**** Data excerpts

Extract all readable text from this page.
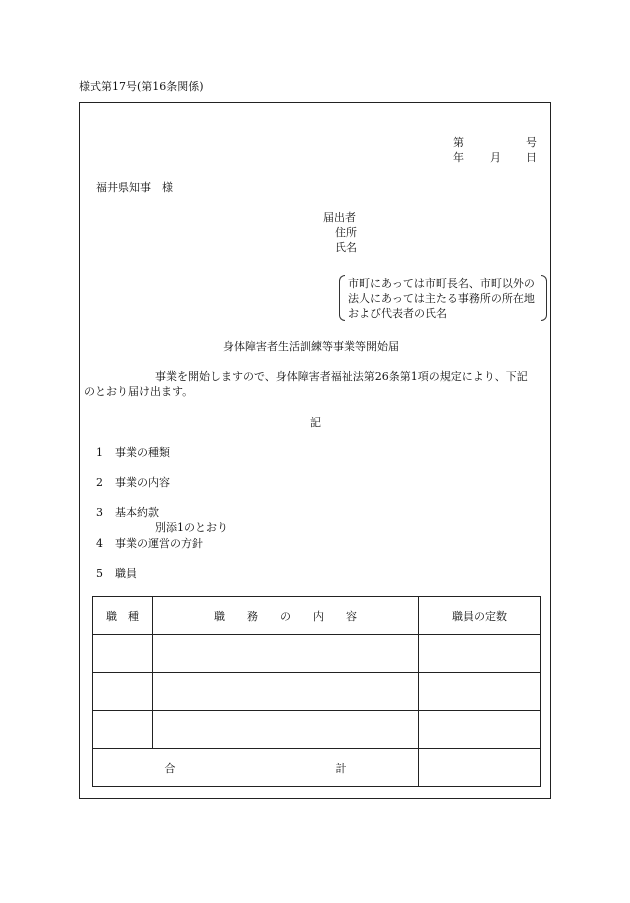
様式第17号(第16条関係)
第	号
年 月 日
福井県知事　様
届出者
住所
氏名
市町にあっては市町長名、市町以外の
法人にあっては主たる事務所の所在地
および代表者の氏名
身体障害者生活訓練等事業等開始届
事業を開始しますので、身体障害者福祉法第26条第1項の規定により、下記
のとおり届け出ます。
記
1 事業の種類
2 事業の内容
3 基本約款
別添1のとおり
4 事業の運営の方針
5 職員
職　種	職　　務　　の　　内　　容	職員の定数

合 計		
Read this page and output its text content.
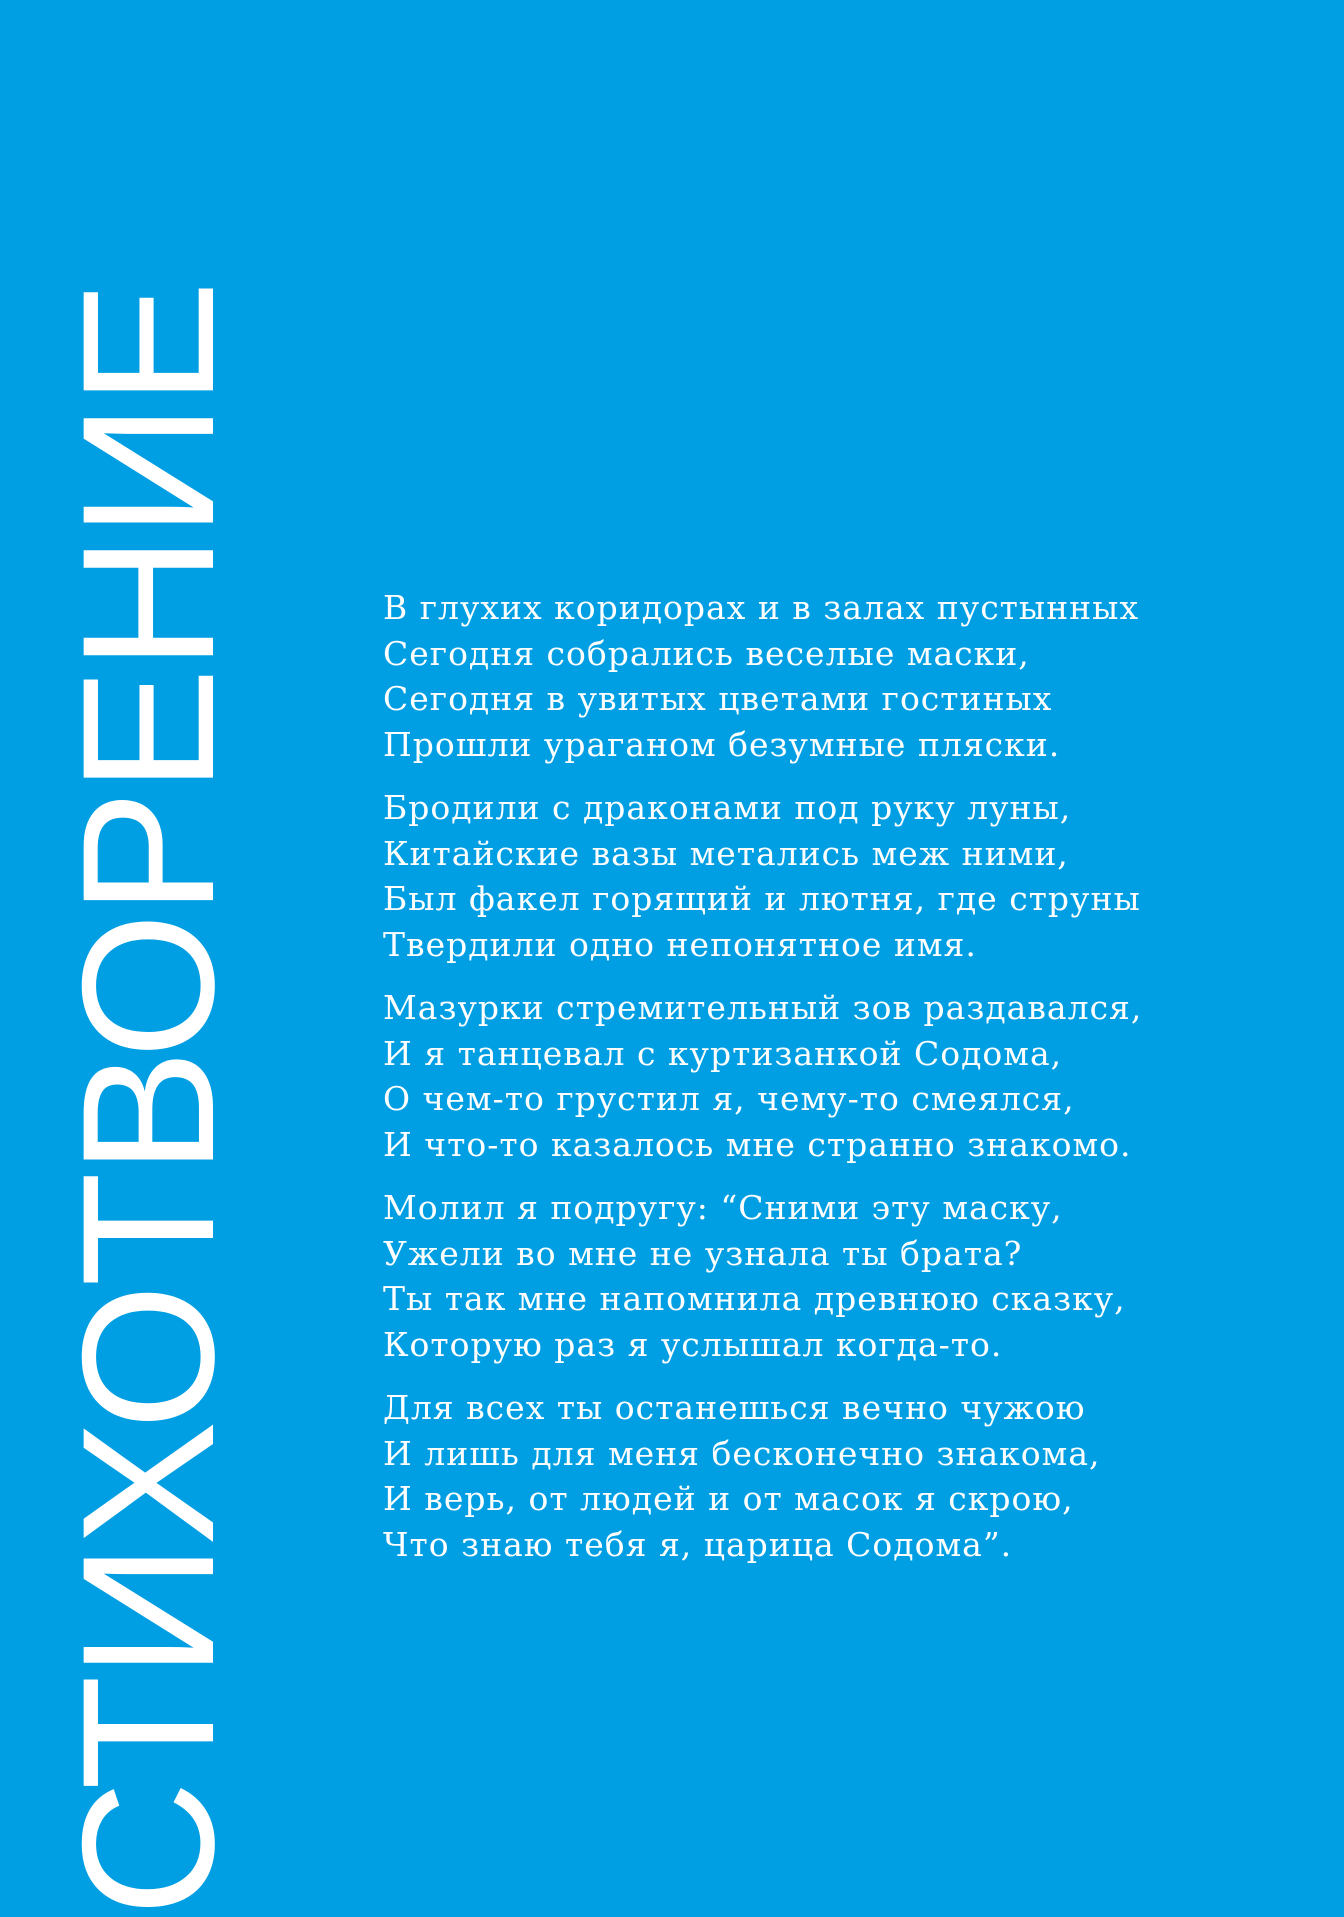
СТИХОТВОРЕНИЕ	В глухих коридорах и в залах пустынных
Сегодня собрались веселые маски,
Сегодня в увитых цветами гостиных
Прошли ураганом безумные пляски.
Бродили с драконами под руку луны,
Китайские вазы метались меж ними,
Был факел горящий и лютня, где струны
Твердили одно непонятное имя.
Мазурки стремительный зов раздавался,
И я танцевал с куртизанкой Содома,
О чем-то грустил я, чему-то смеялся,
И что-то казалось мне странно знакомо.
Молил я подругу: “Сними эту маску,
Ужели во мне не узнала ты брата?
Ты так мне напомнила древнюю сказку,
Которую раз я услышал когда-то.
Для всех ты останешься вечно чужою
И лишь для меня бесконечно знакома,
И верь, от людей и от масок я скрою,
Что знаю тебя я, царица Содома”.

********

• Given exercise
Output the material word for word, omitting its pictures.

• Task result
Extract all readable text from this page.
様式第17号(第16条関係)
第	号
年 月 日
福井県知事　様
届出者
住所
氏名
市町にあっては市町長名、市町以外の
法人にあっては主たる事務所の所在地
および代表者の氏名
身体障害者生活訓練等事業等開始届
事業を開始しますので、身体障害者福祉法第26条第1項の規定により、下記
のとおり届け出ます。
記
1 事業の種類
2 事業の内容
3 基本約款
別添1のとおり
4 事業の運営の方針
5 職員
職　種	職　　務　　の　　内　　容	職員の定数

合 計		
Read this page and output its text content.
СТИХОТВОРЕНИЕ	В глухих коридорах и в залах пустынных
Сегодня собрались веселые маски,
Сегодня в увитых цветами гостиных
Прошли ураганом безумные пляски.
Бродили с драконами под руку луны,
Китайские вазы метались меж ними,
Был факел горящий и лютня, где струны
Твердили одно непонятное имя.
Мазурки стремительный зов раздавался,
И я танцевал с куртизанкой Содома,
О чем-то грустил я, чему-то смеялся,
И что-то казалось мне странно знакомо.
Молил я подругу: “Сними эту маску,
Ужели во мне не узнала ты брата?
Ты так мне напомнила древнюю сказку,
Которую раз я услышал когда-то.
Для всех ты останешься вечно чужою
И лишь для меня бесконечно знакома,
И верь, от людей и от масок я скрою,
Что знаю тебя я, царица Содома”.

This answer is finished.